**YOUR INSTRUCTIONS**: Keep only the lines where "image" appears.

Items listed in a dataset
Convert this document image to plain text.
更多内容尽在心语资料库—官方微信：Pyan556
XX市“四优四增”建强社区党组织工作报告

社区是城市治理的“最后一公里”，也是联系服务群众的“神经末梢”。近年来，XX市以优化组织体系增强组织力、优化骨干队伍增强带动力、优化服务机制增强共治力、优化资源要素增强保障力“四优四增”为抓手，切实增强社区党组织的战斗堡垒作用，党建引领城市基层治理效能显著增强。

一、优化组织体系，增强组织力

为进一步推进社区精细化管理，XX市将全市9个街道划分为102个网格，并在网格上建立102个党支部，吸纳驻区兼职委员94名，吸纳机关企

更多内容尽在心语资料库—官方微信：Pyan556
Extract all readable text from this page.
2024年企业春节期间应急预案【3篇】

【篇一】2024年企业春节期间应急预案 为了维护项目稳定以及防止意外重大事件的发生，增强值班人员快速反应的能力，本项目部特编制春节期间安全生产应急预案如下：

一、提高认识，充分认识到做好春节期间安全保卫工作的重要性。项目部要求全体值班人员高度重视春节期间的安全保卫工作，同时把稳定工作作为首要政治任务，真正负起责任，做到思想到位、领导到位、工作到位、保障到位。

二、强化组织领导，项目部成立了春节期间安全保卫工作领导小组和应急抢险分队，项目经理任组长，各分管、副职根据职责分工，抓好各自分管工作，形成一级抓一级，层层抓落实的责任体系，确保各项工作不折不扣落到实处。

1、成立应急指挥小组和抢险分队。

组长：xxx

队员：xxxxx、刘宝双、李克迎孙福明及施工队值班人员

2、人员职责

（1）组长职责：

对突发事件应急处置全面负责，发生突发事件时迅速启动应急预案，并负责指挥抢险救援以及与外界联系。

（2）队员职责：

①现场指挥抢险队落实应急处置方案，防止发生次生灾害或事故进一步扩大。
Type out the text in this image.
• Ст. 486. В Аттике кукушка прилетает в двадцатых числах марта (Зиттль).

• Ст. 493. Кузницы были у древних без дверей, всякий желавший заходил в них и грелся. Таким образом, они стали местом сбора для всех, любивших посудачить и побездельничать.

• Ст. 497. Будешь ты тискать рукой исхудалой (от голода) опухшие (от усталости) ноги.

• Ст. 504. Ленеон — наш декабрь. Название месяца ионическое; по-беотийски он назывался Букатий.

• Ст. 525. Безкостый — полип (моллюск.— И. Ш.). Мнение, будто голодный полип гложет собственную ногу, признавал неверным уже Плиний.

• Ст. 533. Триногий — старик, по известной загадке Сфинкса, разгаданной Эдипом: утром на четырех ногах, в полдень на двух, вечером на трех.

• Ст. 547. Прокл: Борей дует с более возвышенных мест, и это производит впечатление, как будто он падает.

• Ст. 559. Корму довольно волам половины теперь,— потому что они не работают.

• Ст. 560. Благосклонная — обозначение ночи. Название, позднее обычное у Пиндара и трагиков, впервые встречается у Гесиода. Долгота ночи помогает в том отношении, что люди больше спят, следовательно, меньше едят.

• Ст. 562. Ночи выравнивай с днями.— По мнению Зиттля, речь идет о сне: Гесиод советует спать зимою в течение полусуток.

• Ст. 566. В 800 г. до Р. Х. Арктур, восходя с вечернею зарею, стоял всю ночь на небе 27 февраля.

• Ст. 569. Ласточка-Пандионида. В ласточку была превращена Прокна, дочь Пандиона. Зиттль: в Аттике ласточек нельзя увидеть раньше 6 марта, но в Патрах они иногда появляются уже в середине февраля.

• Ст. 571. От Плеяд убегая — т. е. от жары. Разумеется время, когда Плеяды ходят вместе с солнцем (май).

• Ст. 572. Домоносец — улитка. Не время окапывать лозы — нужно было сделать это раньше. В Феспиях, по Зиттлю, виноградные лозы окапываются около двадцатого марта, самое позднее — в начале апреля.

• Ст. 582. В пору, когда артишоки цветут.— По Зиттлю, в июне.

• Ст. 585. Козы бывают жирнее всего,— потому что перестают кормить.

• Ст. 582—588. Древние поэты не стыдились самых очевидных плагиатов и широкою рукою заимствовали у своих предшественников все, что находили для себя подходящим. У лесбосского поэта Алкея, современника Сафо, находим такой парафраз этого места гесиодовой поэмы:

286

**EXPECTED OUTPUT**:
Convert this document image to plain text.
Type out the text in this image.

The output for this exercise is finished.